AVAILABLE DATA
╔══
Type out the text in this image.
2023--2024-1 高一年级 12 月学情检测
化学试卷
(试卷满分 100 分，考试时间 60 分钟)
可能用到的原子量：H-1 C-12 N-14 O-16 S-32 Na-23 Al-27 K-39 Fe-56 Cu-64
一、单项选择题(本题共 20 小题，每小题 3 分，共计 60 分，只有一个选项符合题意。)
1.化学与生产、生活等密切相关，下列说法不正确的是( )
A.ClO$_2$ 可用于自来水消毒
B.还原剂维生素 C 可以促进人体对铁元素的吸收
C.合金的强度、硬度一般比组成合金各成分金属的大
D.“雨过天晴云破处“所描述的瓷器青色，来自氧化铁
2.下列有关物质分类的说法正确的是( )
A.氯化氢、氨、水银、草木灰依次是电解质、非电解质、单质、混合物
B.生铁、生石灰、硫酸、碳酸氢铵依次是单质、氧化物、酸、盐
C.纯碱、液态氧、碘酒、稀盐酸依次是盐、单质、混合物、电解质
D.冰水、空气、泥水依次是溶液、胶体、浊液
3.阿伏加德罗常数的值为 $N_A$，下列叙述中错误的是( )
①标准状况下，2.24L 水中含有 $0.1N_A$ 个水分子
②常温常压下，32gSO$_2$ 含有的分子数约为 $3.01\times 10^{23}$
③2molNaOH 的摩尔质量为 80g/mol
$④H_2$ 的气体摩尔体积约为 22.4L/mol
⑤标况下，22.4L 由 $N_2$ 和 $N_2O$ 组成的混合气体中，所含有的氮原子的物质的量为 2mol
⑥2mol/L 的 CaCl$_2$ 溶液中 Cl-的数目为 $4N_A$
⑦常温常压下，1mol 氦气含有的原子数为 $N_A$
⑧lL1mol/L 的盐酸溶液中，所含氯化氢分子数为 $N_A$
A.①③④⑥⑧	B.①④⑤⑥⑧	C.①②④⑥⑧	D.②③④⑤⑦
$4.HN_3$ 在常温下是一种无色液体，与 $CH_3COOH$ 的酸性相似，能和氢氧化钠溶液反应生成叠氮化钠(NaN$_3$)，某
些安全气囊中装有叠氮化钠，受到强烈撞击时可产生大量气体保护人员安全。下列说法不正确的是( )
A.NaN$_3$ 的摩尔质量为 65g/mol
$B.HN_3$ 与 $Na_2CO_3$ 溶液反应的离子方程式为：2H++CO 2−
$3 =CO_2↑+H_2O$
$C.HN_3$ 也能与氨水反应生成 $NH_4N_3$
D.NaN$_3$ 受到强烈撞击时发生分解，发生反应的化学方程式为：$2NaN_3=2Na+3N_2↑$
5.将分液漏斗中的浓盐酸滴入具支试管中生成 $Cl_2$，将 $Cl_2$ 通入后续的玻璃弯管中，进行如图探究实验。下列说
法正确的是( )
╚══
WHAT YOU SHOULD DO
Extract every entry in the listing word for word.

EXERCISE ANSWER
Type out the text in this image.
2023--2024-1 高一年级 12 月学情检测
化学试卷
(试卷满分 100 分，考试时间 60 分钟)
可能用到的原子量：H-1 C-12 N-14 O-16 S-32 Na-23 Al-27 K-39 Fe-56 Cu-64
一、单项选择题(本题共 20 小题，每小题 3 分，共计 60 分，只有一个选项符合题意。)
1.化学与生产、生活等密切相关，下列说法不正确的是( )
A.ClO$_2$ 可用于自来水消毒
B.还原剂维生素 C 可以促进人体对铁元素的吸收
C.合金的强度、硬度一般比组成合金各成分金属的大
D.“雨过天晴云破处“所描述的瓷器青色，来自氧化铁
2.下列有关物质分类的说法正确的是( )
A.氯化氢、氨、水银、草木灰依次是电解质、非电解质、单质、混合物
B.生铁、生石灰、硫酸、碳酸氢铵依次是单质、氧化物、酸、盐
C.纯碱、液态氧、碘酒、稀盐酸依次是盐、单质、混合物、电解质
D.冰水、空气、泥水依次是溶液、胶体、浊液
3.阿伏加德罗常数的值为 $N_A$，下列叙述中错误的是( )
①标准状况下，2.24L 水中含有 $0.1N_A$ 个水分子
②常温常压下，32gSO$_2$ 含有的分子数约为 $3.01\times 10^{23}$
③2molNaOH 的摩尔质量为 80g/mol
$④H_2$ 的气体摩尔体积约为 22.4L/mol
⑤标况下，22.4L 由 $N_2$ 和 $N_2O$ 组成的混合气体中，所含有的氮原子的物质的量为 2mol
⑥2mol/L 的 CaCl$_2$ 溶液中 Cl-的数目为 $4N_A$
⑦常温常压下，1mol 氦气含有的原子数为 $N_A$
⑧lL1mol/L 的盐酸溶液中，所含氯化氢分子数为 $N_A$
A.①③④⑥⑧	B.①④⑤⑥⑧	C.①②④⑥⑧	D.②③④⑤⑦
$4.HN_3$ 在常温下是一种无色液体，与 $CH_3COOH$ 的酸性相似，能和氢氧化钠溶液反应生成叠氮化钠(NaN$_3$)，某
些安全气囊中装有叠氮化钠，受到强烈撞击时可产生大量气体保护人员安全。下列说法不正确的是( )
A.NaN$_3$ 的摩尔质量为 65g/mol
$B.HN_3$ 与 $Na_2CO_3$ 溶液反应的离子方程式为：2H++CO 2−
$3 =CO_2↑+H_2O$
$C.HN_3$ 也能与氨水反应生成 $NH_4N_3$
D.NaN$_3$ 受到强烈撞击时发生分解，发生反应的化学方程式为：$2NaN_3=2Na+3N_2↑$
5.将分液漏斗中的浓盐酸滴入具支试管中生成 $Cl_2$，将 $Cl_2$ 通入后续的玻璃弯管中，进行如图探究实验。下列说
法正确的是( )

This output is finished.